==== Records supplied

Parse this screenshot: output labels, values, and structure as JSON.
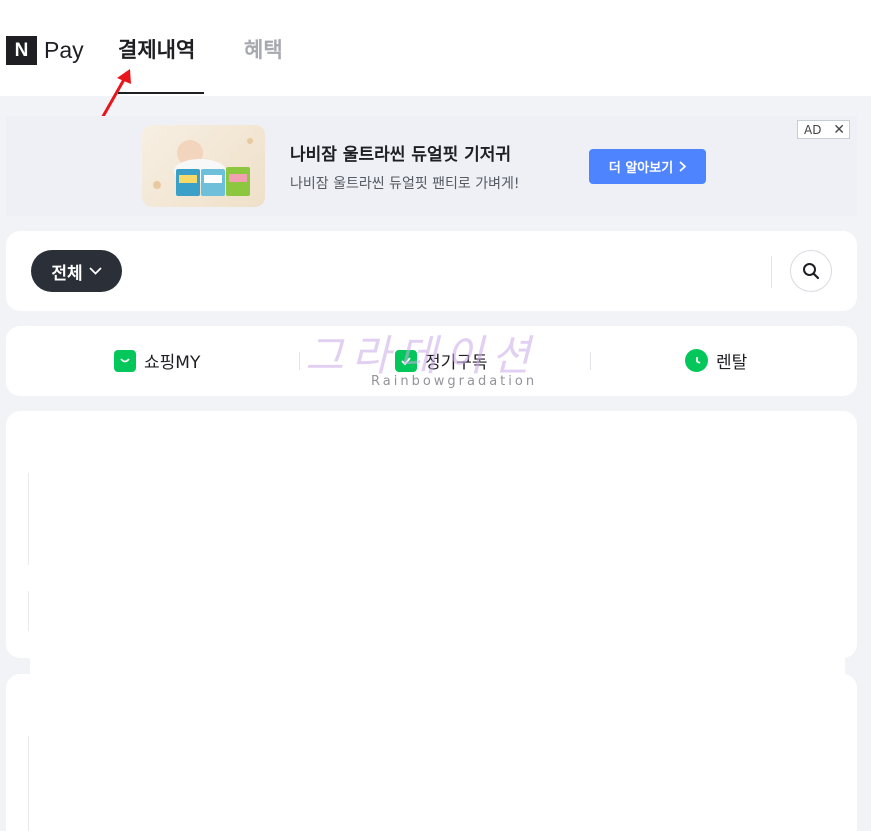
{
  "header": {
    "logo_mark": "N",
    "logo_text": "Pay",
    "tabs": [
      {
        "label": "결제내역",
        "active": true
      },
      {
        "label": "혜택",
        "active": false
      }
    ]
  },
  "ad": {
    "title": "나비잠 울트라씬 듀얼핏 기저귀",
    "subtitle": "나비잠 울트라씬 듀얼핏 팬티로 가벼게!",
    "button_label": "더 알아보기",
    "button_icon": "chevron-right-icon",
    "badge_label": "AD",
    "badge_close": "✕",
    "button_color": "#4f84ff"
  },
  "filter": {
    "selected": "전체",
    "dropdown_icon": "chevron-down-icon",
    "search_icon": "search-icon"
  },
  "services": [
    {
      "label": "쇼핑MY",
      "icon": "shopping-bag-icon"
    },
    {
      "label": "정기구독",
      "icon": "check-box-icon"
    },
    {
      "label": "렌탈",
      "icon": "clock-icon"
    }
  ],
  "watermark": {
    "main": "그라데이션",
    "sub": "Rainbowgradation"
  },
  "colors": {
    "brand_green": "#03c75a",
    "dark": "#1e1e23",
    "annotation_red": "#e8161b"
  }
}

========

• Exercise:
The records above need to be given again exactly. Omit the pictures.

• Finished task:
Parse this screenshot: output labels, values, and structure as JSON.
{
  "header": {
    "logo_mark": "N",
    "logo_text": "Pay",
    "tabs": [
      {
        "label": "결제내역",
        "active": true
      },
      {
        "label": "혜택",
        "active": false
      }
    ]
  },
  "ad": {
    "title": "나비잠 울트라씬 듀얼핏 기저귀",
    "subtitle": "나비잠 울트라씬 듀얼핏 팬티로 가벼게!",
    "button_label": "더 알아보기",
    "button_icon": "chevron-right-icon",
    "badge_label": "AD",
    "badge_close": "✕",
    "button_color": "#4f84ff"
  },
  "filter": {
    "selected": "전체",
    "dropdown_icon": "chevron-down-icon",
    "search_icon": "search-icon"
  },
  "services": [
    {
      "label": "쇼핑MY",
      "icon": "shopping-bag-icon"
    },
    {
      "label": "정기구독",
      "icon": "check-box-icon"
    },
    {
      "label": "렌탈",
      "icon": "clock-icon"
    }
  ],
  "watermark": {
    "main": "그라데이션",
    "sub": "Rainbowgradation"
  },
  "colors": {
    "brand_green": "#03c75a",
    "dark": "#1e1e23",
    "annotation_red": "#e8161b"
  }
}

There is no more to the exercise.